▶ _What to work on_
Rewrite the lines starting at the one that contains "List every element" and ending at the one that contains "536, 345, 565]", putting "page image" in place of "screenshot" and leaving everything else as it is. Omit the pictures from your answer.

▶ _Records supplied_
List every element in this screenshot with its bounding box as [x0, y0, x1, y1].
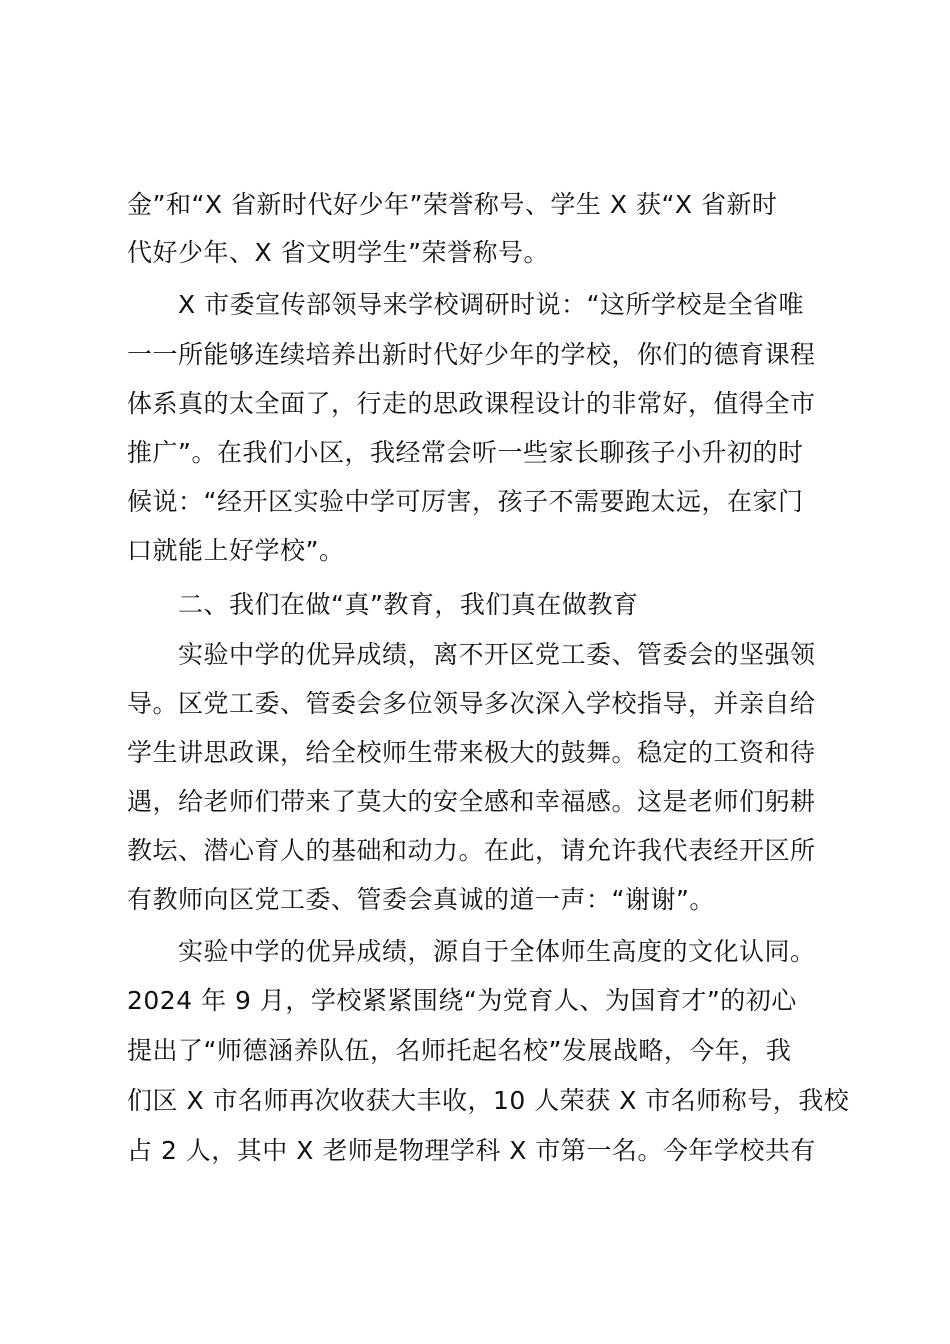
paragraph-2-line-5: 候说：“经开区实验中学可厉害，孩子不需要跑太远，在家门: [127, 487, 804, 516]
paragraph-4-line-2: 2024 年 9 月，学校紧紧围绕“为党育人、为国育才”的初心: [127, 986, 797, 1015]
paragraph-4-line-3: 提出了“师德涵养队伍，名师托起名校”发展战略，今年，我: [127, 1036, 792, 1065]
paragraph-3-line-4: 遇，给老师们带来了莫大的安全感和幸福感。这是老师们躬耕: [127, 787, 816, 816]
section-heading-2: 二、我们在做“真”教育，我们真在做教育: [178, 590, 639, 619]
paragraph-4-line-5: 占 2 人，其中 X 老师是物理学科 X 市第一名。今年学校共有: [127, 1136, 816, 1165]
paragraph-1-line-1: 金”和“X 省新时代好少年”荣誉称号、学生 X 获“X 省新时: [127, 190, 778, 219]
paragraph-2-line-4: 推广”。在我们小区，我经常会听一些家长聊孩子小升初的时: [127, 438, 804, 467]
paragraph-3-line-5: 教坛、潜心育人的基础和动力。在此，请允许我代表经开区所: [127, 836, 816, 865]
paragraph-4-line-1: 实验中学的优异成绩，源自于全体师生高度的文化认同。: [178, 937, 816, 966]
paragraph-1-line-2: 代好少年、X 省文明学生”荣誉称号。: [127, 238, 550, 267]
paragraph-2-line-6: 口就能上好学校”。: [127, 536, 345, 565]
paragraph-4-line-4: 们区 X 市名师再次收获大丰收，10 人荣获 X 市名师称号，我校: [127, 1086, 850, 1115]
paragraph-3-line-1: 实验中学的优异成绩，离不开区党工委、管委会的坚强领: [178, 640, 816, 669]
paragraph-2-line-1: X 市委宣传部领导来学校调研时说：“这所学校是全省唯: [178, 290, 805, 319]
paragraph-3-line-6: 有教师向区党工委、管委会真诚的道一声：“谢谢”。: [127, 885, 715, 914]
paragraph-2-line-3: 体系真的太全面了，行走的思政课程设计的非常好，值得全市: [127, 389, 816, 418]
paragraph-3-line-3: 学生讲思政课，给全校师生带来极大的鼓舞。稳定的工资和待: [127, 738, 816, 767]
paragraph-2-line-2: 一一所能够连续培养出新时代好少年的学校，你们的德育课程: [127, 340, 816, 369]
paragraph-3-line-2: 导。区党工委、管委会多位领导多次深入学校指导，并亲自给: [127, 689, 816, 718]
---
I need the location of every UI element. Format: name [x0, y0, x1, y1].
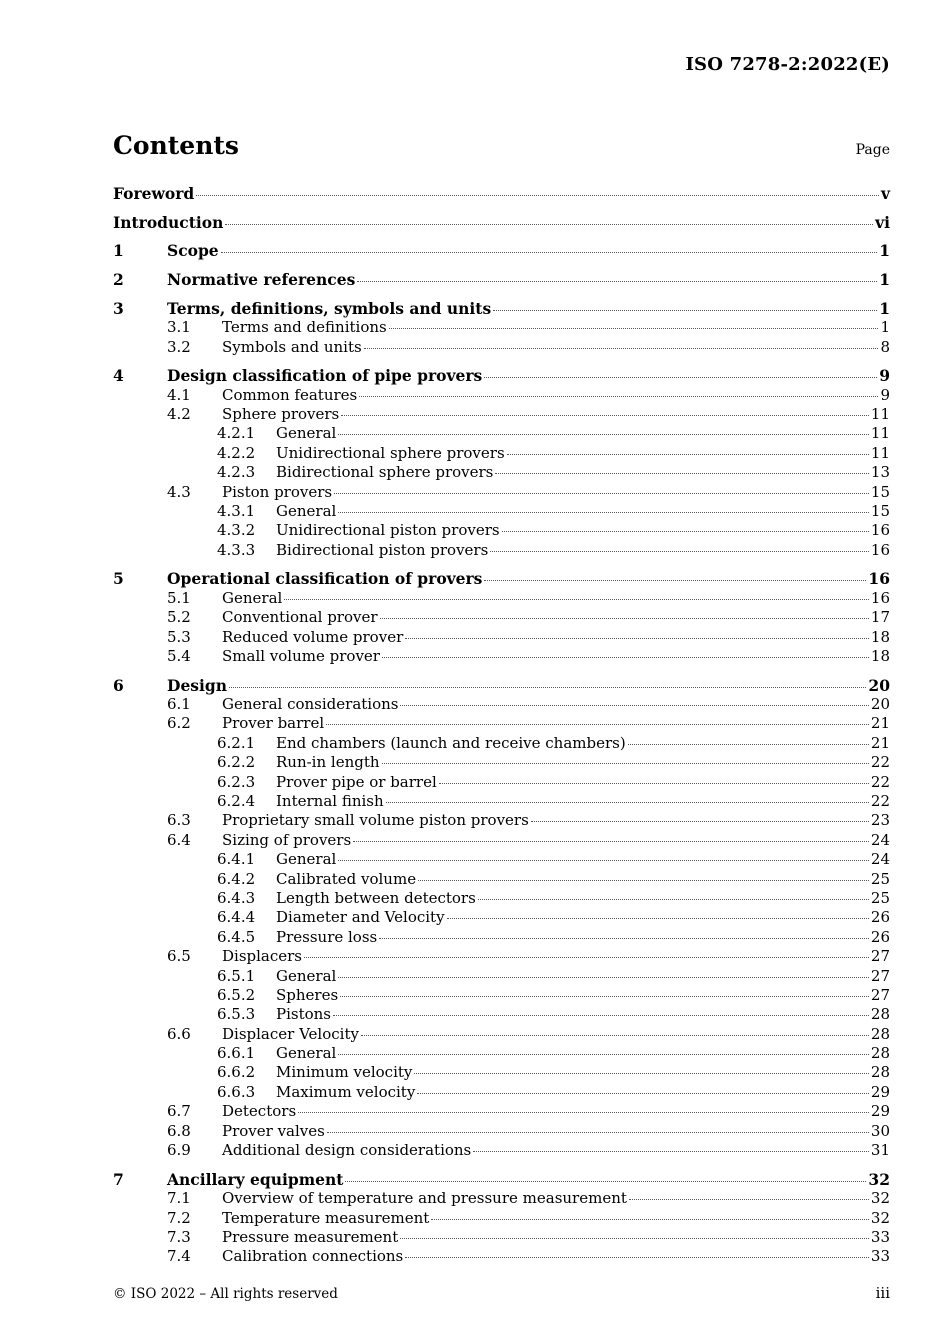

▶ _Solution_
List every element in this page image with its bounding box as [x0, y0, x1, y1].
paragraph-2-line-5: 候说：“经开区实验中学可厉害，孩子不需要跑太远，在家门: [127, 487, 804, 516]
paragraph-4-line-2: 2024 年 9 月，学校紧紧围绕“为党育人、为国育才”的初心: [127, 986, 797, 1015]
paragraph-4-line-3: 提出了“师德涵养队伍，名师托起名校”发展战略，今年，我: [127, 1036, 792, 1065]
paragraph-3-line-4: 遇，给老师们带来了莫大的安全感和幸福感。这是老师们躬耕: [127, 787, 816, 816]
section-heading-2: 二、我们在做“真”教育，我们真在做教育: [178, 590, 639, 619]
paragraph-4-line-5: 占 2 人，其中 X 老师是物理学科 X 市第一名。今年学校共有: [127, 1136, 816, 1165]
paragraph-1-line-1: 金”和“X 省新时代好少年”荣誉称号、学生 X 获“X 省新时: [127, 190, 778, 219]
paragraph-2-line-4: 推广”。在我们小区，我经常会听一些家长聊孩子小升初的时: [127, 438, 804, 467]
paragraph-3-line-5: 教坛、潜心育人的基础和动力。在此，请允许我代表经开区所: [127, 836, 816, 865]
paragraph-4-line-1: 实验中学的优异成绩，源自于全体师生高度的文化认同。: [178, 937, 816, 966]
paragraph-1-line-2: 代好少年、X 省文明学生”荣誉称号。: [127, 238, 550, 267]
paragraph-2-line-6: 口就能上好学校”。: [127, 536, 345, 565]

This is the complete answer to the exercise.